**Short task:** Will you print the material below without altering a single character?

**Data for this task:**
☆ ☆ ☆ ☆
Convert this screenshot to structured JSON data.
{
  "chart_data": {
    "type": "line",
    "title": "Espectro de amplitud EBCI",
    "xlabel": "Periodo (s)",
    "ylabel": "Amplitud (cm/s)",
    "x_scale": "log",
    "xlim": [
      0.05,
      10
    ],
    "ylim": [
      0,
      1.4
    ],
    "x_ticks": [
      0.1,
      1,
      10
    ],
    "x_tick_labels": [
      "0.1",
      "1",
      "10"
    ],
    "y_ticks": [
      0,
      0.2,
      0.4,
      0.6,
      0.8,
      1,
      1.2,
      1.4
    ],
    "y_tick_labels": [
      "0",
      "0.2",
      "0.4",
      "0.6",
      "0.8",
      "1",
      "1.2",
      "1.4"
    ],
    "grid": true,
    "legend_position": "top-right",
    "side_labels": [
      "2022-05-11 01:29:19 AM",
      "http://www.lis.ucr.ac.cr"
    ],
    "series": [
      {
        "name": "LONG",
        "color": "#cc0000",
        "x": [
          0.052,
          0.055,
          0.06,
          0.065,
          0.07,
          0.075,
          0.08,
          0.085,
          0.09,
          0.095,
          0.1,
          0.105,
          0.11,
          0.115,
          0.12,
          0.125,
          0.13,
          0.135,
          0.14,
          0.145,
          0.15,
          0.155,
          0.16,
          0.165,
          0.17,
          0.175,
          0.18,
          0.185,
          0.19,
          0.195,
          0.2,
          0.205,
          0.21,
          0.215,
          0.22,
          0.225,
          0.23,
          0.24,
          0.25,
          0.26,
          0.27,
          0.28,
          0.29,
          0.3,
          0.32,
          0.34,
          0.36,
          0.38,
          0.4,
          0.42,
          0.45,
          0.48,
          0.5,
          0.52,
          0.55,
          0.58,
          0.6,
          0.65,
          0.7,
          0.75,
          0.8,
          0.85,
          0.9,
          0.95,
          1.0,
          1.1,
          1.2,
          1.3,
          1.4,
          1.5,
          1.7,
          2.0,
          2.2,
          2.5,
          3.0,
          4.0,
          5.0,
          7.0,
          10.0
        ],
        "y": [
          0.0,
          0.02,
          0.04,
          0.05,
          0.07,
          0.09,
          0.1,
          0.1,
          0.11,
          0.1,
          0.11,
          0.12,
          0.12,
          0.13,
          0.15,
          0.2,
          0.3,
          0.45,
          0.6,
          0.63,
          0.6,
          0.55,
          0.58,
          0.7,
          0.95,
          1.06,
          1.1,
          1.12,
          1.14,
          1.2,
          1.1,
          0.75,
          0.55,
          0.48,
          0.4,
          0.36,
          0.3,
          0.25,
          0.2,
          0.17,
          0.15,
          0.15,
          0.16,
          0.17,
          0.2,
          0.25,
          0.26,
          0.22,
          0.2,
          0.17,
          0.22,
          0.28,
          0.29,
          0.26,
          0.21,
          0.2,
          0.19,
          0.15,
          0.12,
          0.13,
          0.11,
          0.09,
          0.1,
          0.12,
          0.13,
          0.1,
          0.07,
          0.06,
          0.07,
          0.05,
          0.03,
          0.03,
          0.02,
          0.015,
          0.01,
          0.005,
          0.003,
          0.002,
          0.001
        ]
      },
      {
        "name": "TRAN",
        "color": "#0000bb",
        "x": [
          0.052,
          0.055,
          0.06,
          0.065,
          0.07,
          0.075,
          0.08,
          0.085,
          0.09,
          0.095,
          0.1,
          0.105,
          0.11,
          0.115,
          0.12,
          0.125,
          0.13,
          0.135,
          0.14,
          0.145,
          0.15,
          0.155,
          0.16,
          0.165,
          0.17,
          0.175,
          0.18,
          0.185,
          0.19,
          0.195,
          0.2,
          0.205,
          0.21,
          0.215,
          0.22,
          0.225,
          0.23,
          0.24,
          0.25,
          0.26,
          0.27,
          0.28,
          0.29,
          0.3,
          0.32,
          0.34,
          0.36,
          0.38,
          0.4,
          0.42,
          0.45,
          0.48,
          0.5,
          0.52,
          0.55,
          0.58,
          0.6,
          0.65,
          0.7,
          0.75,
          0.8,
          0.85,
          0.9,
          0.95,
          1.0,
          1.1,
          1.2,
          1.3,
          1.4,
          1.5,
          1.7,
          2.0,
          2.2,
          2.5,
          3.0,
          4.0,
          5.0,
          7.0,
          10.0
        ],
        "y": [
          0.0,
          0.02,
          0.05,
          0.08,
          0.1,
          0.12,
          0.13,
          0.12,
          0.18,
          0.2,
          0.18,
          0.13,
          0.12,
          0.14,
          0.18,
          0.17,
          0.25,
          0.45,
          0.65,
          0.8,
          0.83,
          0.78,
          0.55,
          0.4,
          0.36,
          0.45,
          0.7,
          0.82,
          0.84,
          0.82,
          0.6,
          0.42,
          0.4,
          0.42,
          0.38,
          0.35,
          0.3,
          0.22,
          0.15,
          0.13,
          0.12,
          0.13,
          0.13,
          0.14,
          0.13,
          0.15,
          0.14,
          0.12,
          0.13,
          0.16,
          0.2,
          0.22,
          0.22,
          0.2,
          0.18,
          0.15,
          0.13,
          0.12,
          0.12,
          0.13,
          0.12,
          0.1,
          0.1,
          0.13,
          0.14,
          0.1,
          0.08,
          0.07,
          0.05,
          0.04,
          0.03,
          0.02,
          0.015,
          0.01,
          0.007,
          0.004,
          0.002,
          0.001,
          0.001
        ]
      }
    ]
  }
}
☆ ☆ ☆ ☆
**Written answer:**
Convert this screenshot to structured JSON data.
{
  "chart_data": {
    "type": "line",
    "title": "Espectro de amplitud EBCI",
    "xlabel": "Periodo (s)",
    "ylabel": "Amplitud (cm/s)",
    "x_scale": "log",
    "xlim": [
      0.05,
      10
    ],
    "ylim": [
      0,
      1.4
    ],
    "x_ticks": [
      0.1,
      1,
      10
    ],
    "x_tick_labels": [
      "0.1",
      "1",
      "10"
    ],
    "y_ticks": [
      0,
      0.2,
      0.4,
      0.6,
      0.8,
      1,
      1.2,
      1.4
    ],
    "y_tick_labels": [
      "0",
      "0.2",
      "0.4",
      "0.6",
      "0.8",
      "1",
      "1.2",
      "1.4"
    ],
    "grid": true,
    "legend_position": "top-right",
    "side_labels": [
      "2022-05-11 01:29:19 AM",
      "http://www.lis.ucr.ac.cr"
    ],
    "series": [
      {
        "name": "LONG",
        "color": "#cc0000",
        "x": [
          0.052,
          0.055,
          0.06,
          0.065,
          0.07,
          0.075,
          0.08,
          0.085,
          0.09,
          0.095,
          0.1,
          0.105,
          0.11,
          0.115,
          0.12,
          0.125,
          0.13,
          0.135,
          0.14,
          0.145,
          0.15,
          0.155,
          0.16,
          0.165,
          0.17,
          0.175,
          0.18,
          0.185,
          0.19,
          0.195,
          0.2,
          0.205,
          0.21,
          0.215,
          0.22,
          0.225,
          0.23,
          0.24,
          0.25,
          0.26,
          0.27,
          0.28,
          0.29,
          0.3,
          0.32,
          0.34,
          0.36,
          0.38,
          0.4,
          0.42,
          0.45,
          0.48,
          0.5,
          0.52,
          0.55,
          0.58,
          0.6,
          0.65,
          0.7,
          0.75,
          0.8,
          0.85,
          0.9,
          0.95,
          1.0,
          1.1,
          1.2,
          1.3,
          1.4,
          1.5,
          1.7,
          2.0,
          2.2,
          2.5,
          3.0,
          4.0,
          5.0,
          7.0,
          10.0
        ],
        "y": [
          0.0,
          0.02,
          0.04,
          0.05,
          0.07,
          0.09,
          0.1,
          0.1,
          0.11,
          0.1,
          0.11,
          0.12,
          0.12,
          0.13,
          0.15,
          0.2,
          0.3,
          0.45,
          0.6,
          0.63,
          0.6,
          0.55,
          0.58,
          0.7,
          0.95,
          1.06,
          1.1,
          1.12,
          1.14,
          1.2,
          1.1,
          0.75,
          0.55,
          0.48,
          0.4,
          0.36,
          0.3,
          0.25,
          0.2,
          0.17,
          0.15,
          0.15,
          0.16,
          0.17,
          0.2,
          0.25,
          0.26,
          0.22,
          0.2,
          0.17,
          0.22,
          0.28,
          0.29,
          0.26,
          0.21,
          0.2,
          0.19,
          0.15,
          0.12,
          0.13,
          0.11,
          0.09,
          0.1,
          0.12,
          0.13,
          0.1,
          0.07,
          0.06,
          0.07,
          0.05,
          0.03,
          0.03,
          0.02,
          0.015,
          0.01,
          0.005,
          0.003,
          0.002,
          0.001
        ]
      },
      {
        "name": "TRAN",
        "color": "#0000bb",
        "x": [
          0.052,
          0.055,
          0.06,
          0.065,
          0.07,
          0.075,
          0.08,
          0.085,
          0.09,
          0.095,
          0.1,
          0.105,
          0.11,
          0.115,
          0.12,
          0.125,
          0.13,
          0.135,
          0.14,
          0.145,
          0.15,
          0.155,
          0.16,
          0.165,
          0.17,
          0.175,
          0.18,
          0.185,
          0.19,
          0.195,
          0.2,
          0.205,
          0.21,
          0.215,
          0.22,
          0.225,
          0.23,
          0.24,
          0.25,
          0.26,
          0.27,
          0.28,
          0.29,
          0.3,
          0.32,
          0.34,
          0.36,
          0.38,
          0.4,
          0.42,
          0.45,
          0.48,
          0.5,
          0.52,
          0.55,
          0.58,
          0.6,
          0.65,
          0.7,
          0.75,
          0.8,
          0.85,
          0.9,
          0.95,
          1.0,
          1.1,
          1.2,
          1.3,
          1.4,
          1.5,
          1.7,
          2.0,
          2.2,
          2.5,
          3.0,
          4.0,
          5.0,
          7.0,
          10.0
        ],
        "y": [
          0.0,
          0.02,
          0.05,
          0.08,
          0.1,
          0.12,
          0.13,
          0.12,
          0.18,
          0.2,
          0.18,
          0.13,
          0.12,
          0.14,
          0.18,
          0.17,
          0.25,
          0.45,
          0.65,
          0.8,
          0.83,
          0.78,
          0.55,
          0.4,
          0.36,
          0.45,
          0.7,
          0.82,
          0.84,
          0.82,
          0.6,
          0.42,
          0.4,
          0.42,
          0.38,
          0.35,
          0.3,
          0.22,
          0.15,
          0.13,
          0.12,
          0.13,
          0.13,
          0.14,
          0.13,
          0.15,
          0.14,
          0.12,
          0.13,
          0.16,
          0.2,
          0.22,
          0.22,
          0.2,
          0.18,
          0.15,
          0.13,
          0.12,
          0.12,
          0.13,
          0.12,
          0.1,
          0.1,
          0.13,
          0.14,
          0.1,
          0.08,
          0.07,
          0.05,
          0.04,
          0.03,
          0.02,
          0.015,
          0.01,
          0.007,
          0.004,
          0.002,
          0.001,
          0.001
        ]
      }
    ]
  }
}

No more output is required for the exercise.